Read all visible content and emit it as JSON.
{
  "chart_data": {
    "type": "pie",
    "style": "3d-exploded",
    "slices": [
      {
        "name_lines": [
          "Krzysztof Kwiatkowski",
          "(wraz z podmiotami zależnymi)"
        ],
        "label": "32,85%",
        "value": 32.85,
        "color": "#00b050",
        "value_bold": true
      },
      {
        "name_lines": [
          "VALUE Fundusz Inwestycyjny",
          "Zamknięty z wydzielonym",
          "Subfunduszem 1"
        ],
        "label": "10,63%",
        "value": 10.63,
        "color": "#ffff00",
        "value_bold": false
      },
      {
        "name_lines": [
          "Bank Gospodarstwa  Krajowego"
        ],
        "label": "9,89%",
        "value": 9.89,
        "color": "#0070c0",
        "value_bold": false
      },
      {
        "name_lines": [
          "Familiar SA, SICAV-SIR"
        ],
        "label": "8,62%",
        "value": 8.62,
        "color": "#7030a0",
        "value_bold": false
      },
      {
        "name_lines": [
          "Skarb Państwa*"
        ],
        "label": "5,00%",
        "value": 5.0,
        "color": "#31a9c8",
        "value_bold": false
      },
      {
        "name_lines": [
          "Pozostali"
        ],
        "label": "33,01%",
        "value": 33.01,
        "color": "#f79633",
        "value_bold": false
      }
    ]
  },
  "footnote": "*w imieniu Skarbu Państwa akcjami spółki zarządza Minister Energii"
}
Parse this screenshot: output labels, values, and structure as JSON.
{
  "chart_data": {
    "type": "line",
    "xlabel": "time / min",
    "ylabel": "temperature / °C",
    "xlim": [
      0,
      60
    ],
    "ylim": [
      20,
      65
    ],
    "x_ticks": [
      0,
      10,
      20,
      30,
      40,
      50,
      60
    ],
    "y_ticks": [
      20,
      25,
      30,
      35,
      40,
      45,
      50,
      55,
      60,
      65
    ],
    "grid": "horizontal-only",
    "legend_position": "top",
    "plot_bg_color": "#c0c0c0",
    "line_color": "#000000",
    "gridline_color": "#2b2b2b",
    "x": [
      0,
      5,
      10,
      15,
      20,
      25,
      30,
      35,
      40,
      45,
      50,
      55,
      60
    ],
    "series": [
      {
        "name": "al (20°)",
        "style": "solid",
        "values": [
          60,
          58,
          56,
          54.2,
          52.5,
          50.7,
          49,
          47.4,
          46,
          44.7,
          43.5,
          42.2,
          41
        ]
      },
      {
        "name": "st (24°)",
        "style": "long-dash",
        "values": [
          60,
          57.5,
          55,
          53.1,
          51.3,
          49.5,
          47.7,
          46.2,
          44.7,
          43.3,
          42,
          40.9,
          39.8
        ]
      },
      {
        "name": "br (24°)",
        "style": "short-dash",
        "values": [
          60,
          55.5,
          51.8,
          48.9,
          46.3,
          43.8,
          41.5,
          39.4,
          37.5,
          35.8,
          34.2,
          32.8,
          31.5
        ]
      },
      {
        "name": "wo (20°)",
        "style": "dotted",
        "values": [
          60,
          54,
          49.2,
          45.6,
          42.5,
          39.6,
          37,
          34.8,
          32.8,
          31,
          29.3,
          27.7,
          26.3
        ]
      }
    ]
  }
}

======

§ **EXERCISE BRIEF**
Extract the full listing above without alteration.

§ **REPLY**
Read all visible content and emit it as JSON.
{
  "chart_data": {
    "type": "pie",
    "style": "3d-exploded",
    "slices": [
      {
        "name_lines": [
          "Krzysztof Kwiatkowski",
          "(wraz z podmiotami zależnymi)"
        ],
        "label": "32,85%",
        "value": 32.85,
        "color": "#00b050",
        "value_bold": true
      },
      {
        "name_lines": [
          "VALUE Fundusz Inwestycyjny",
          "Zamknięty z wydzielonym",
          "Subfunduszem 1"
        ],
        "label": "10,63%",
        "value": 10.63,
        "color": "#ffff00",
        "value_bold": false
      },
      {
        "name_lines": [
          "Bank Gospodarstwa  Krajowego"
        ],
        "label": "9,89%",
        "value": 9.89,
        "color": "#0070c0",
        "value_bold": false
      },
      {
        "name_lines": [
          "Familiar SA, SICAV-SIR"
        ],
        "label": "8,62%",
        "value": 8.62,
        "color": "#7030a0",
        "value_bold": false
      },
      {
        "name_lines": [
          "Skarb Państwa*"
        ],
        "label": "5,00%",
        "value": 5.0,
        "color": "#31a9c8",
        "value_bold": false
      },
      {
        "name_lines": [
          "Pozostali"
        ],
        "label": "33,01%",
        "value": 33.01,
        "color": "#f79633",
        "value_bold": false
      }
    ]
  },
  "footnote": "*w imieniu Skarbu Państwa akcjami spółki zarządza Minister Energii"
}
Parse this screenshot: output labels, values, and structure as JSON.
{
  "chart_data": {
    "type": "line",
    "xlabel": "time / min",
    "ylabel": "temperature / °C",
    "xlim": [
      0,
      60
    ],
    "ylim": [
      20,
      65
    ],
    "x_ticks": [
      0,
      10,
      20,
      30,
      40,
      50,
      60
    ],
    "y_ticks": [
      20,
      25,
      30,
      35,
      40,
      45,
      50,
      55,
      60,
      65
    ],
    "grid": "horizontal-only",
    "legend_position": "top",
    "plot_bg_color": "#c0c0c0",
    "line_color": "#000000",
    "gridline_color": "#2b2b2b",
    "x": [
      0,
      5,
      10,
      15,
      20,
      25,
      30,
      35,
      40,
      45,
      50,
      55,
      60
    ],
    "series": [
      {
        "name": "al (20°)",
        "style": "solid",
        "values": [
          60,
          58,
          56,
          54.2,
          52.5,
          50.7,
          49,
          47.4,
          46,
          44.7,
          43.5,
          42.2,
          41
        ]
      },
      {
        "name": "st (24°)",
        "style": "long-dash",
        "values": [
          60,
          57.5,
          55,
          53.1,
          51.3,
          49.5,
          47.7,
          46.2,
          44.7,
          43.3,
          42,
          40.9,
          39.8
        ]
      },
      {
        "name": "br (24°)",
        "style": "short-dash",
        "values": [
          60,
          55.5,
          51.8,
          48.9,
          46.3,
          43.8,
          41.5,
          39.4,
          37.5,
          35.8,
          34.2,
          32.8,
          31.5
        ]
      },
      {
        "name": "wo (20°)",
        "style": "dotted",
        "values": [
          60,
          54,
          49.2,
          45.6,
          42.5,
          39.6,
          37,
          34.8,
          32.8,
          31,
          29.3,
          27.7,
          26.3
        ]
      }
    ]
  }
}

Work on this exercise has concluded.